- [Exercise directions] Only a number is expected: how many lines in the data below contain the word "Scope".

--*--

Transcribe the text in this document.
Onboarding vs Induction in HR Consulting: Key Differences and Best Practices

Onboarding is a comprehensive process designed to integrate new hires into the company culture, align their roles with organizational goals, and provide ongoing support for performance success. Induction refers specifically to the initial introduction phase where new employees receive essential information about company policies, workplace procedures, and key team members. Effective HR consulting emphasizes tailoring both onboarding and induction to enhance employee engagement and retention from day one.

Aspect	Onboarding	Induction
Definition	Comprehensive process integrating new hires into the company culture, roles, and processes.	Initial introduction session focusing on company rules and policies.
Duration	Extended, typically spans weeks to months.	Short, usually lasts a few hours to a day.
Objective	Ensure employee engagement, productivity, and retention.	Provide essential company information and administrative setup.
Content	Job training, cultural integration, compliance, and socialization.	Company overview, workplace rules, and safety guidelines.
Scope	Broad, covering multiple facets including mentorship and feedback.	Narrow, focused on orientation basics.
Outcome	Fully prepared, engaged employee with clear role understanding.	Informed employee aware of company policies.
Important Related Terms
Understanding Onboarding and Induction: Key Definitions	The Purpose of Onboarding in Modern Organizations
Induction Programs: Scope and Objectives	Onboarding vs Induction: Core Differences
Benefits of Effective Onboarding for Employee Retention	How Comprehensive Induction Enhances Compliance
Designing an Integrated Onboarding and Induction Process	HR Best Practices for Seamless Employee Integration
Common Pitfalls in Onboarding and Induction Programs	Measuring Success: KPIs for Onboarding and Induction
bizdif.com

--*--

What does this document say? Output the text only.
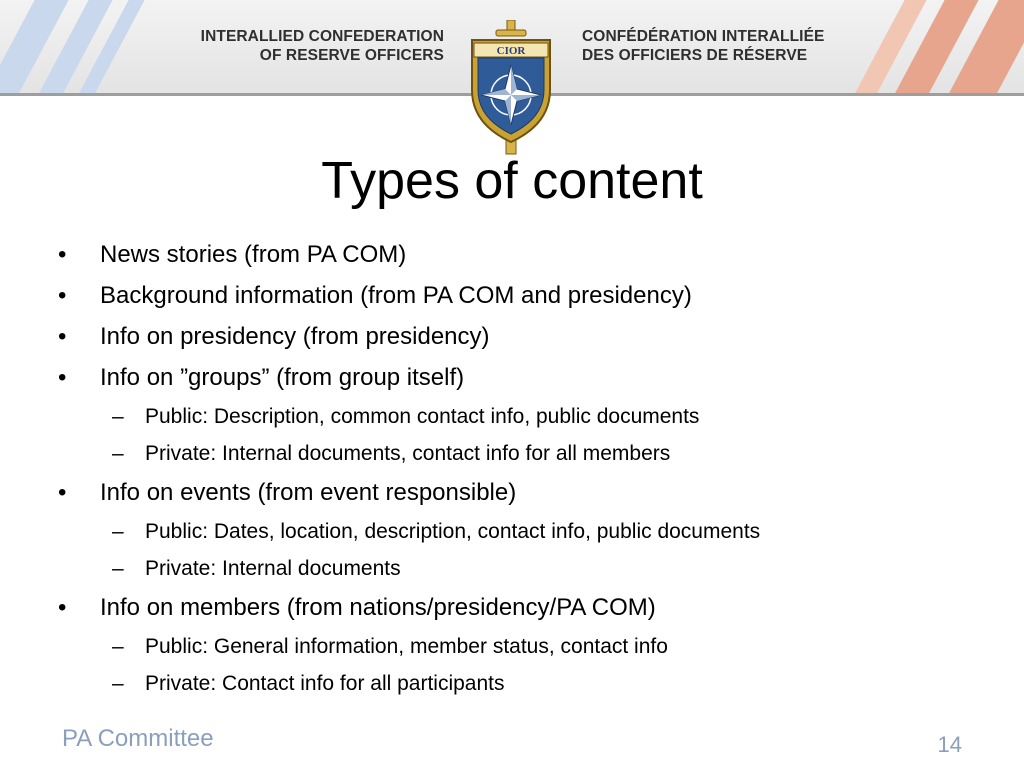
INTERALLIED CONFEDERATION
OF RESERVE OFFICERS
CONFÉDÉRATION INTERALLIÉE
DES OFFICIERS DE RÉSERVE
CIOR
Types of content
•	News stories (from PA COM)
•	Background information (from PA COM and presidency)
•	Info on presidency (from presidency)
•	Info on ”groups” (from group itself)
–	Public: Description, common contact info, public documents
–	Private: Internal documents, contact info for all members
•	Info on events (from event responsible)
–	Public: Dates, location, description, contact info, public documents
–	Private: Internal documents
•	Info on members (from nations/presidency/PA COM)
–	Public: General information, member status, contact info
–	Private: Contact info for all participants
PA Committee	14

--*--

- [Written reply] 2